**Written exercise**: Repeat each line word for word.

----- Data extract

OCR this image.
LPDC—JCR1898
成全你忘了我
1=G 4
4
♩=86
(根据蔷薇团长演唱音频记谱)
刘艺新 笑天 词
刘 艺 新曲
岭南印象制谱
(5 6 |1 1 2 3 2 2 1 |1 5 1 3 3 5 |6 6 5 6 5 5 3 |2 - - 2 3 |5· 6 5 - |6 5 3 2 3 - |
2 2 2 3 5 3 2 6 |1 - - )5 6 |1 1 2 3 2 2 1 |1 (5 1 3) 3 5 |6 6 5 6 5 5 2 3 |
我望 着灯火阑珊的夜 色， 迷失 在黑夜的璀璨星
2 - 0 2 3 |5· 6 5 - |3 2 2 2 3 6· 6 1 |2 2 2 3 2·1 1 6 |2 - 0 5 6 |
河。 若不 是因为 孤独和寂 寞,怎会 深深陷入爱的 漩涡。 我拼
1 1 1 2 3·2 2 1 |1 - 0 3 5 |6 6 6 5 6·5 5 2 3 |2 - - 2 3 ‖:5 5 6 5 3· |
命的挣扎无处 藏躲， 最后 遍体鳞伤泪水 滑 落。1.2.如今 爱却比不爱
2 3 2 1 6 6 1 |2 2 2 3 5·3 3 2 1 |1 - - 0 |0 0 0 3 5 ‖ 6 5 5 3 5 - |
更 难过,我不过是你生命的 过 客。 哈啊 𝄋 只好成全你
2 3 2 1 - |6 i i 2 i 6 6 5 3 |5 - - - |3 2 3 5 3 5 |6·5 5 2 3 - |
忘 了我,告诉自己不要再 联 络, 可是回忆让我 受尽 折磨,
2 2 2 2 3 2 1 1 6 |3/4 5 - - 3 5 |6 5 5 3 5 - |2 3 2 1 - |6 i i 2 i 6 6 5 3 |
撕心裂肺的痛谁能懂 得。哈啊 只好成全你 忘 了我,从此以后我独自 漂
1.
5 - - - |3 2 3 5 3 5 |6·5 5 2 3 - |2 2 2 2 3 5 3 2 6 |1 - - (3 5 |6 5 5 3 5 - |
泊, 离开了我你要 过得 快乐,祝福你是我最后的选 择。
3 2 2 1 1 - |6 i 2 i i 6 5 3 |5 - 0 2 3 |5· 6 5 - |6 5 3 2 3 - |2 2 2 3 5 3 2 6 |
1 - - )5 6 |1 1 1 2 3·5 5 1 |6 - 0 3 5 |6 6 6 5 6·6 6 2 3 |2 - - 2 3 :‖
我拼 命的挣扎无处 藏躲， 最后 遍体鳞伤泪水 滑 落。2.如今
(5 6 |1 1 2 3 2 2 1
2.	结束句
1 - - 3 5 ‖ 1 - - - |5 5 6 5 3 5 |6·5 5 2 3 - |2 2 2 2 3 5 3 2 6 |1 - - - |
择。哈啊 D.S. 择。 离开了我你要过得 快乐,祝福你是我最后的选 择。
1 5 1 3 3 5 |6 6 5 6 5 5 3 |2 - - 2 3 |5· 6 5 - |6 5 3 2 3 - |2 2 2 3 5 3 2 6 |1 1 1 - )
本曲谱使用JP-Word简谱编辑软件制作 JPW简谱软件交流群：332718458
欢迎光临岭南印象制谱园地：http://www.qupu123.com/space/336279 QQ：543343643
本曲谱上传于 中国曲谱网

----------

**Task output**:
OCR this image.
LPDC—JCR1898
成全你忘了我
1=G 4
4
♩=86
(根据蔷薇团长演唱音频记谱)
刘艺新 笑天 词
刘 艺 新曲
岭南印象制谱
(5 6 |1 1 2 3 2 2 1 |1 5 1 3 3 5 |6 6 5 6 5 5 3 |2 - - 2 3 |5· 6 5 - |6 5 3 2 3 - |
2 2 2 3 5 3 2 6 |1 - - )5 6 |1 1 2 3 2 2 1 |1 (5 1 3) 3 5 |6 6 5 6 5 5 2 3 |
我望 着灯火阑珊的夜 色， 迷失 在黑夜的璀璨星
2 - 0 2 3 |5· 6 5 - |3 2 2 2 3 6· 6 1 |2 2 2 3 2·1 1 6 |2 - 0 5 6 |
河。 若不 是因为 孤独和寂 寞,怎会 深深陷入爱的 漩涡。 我拼
1 1 1 2 3·2 2 1 |1 - 0 3 5 |6 6 6 5 6·5 5 2 3 |2 - - 2 3 ‖:5 5 6 5 3· |
命的挣扎无处 藏躲， 最后 遍体鳞伤泪水 滑 落。1.2.如今 爱却比不爱
2 3 2 1 6 6 1 |2 2 2 3 5·3 3 2 1 |1 - - 0 |0 0 0 3 5 ‖ 6 5 5 3 5 - |
更 难过,我不过是你生命的 过 客。 哈啊 𝄋 只好成全你
2 3 2 1 - |6 i i 2 i 6 6 5 3 |5 - - - |3 2 3 5 3 5 |6·5 5 2 3 - |
忘 了我,告诉自己不要再 联 络, 可是回忆让我 受尽 折磨,
2 2 2 2 3 2 1 1 6 |3/4 5 - - 3 5 |6 5 5 3 5 - |2 3 2 1 - |6 i i 2 i 6 6 5 3 |
撕心裂肺的痛谁能懂 得。哈啊 只好成全你 忘 了我,从此以后我独自 漂
1.
5 - - - |3 2 3 5 3 5 |6·5 5 2 3 - |2 2 2 2 3 5 3 2 6 |1 - - (3 5 |6 5 5 3 5 - |
泊, 离开了我你要 过得 快乐,祝福你是我最后的选 择。
3 2 2 1 1 - |6 i 2 i i 6 5 3 |5 - 0 2 3 |5· 6 5 - |6 5 3 2 3 - |2 2 2 3 5 3 2 6 |
1 - - )5 6 |1 1 1 2 3·5 5 1 |6 - 0 3 5 |6 6 6 5 6·6 6 2 3 |2 - - 2 3 :‖
我拼 命的挣扎无处 藏躲， 最后 遍体鳞伤泪水 滑 落。2.如今
(5 6 |1 1 2 3 2 2 1
2.	结束句
1 - - 3 5 ‖ 1 - - - |5 5 6 5 3 5 |6·5 5 2 3 - |2 2 2 2 3 5 3 2 6 |1 - - - |
择。哈啊 D.S. 择。 离开了我你要过得 快乐,祝福你是我最后的选 择。
1 5 1 3 3 5 |6 6 5 6 5 5 3 |2 - - 2 3 |5· 6 5 - |6 5 3 2 3 - |2 2 2 3 5 3 2 6 |1 1 1 - )
本曲谱使用JP-Word简谱编辑软件制作 JPW简谱软件交流群：332718458
欢迎光临岭南印象制谱园地：http://www.qupu123.com/space/336279 QQ：543343643
本曲谱上传于 中国曲谱网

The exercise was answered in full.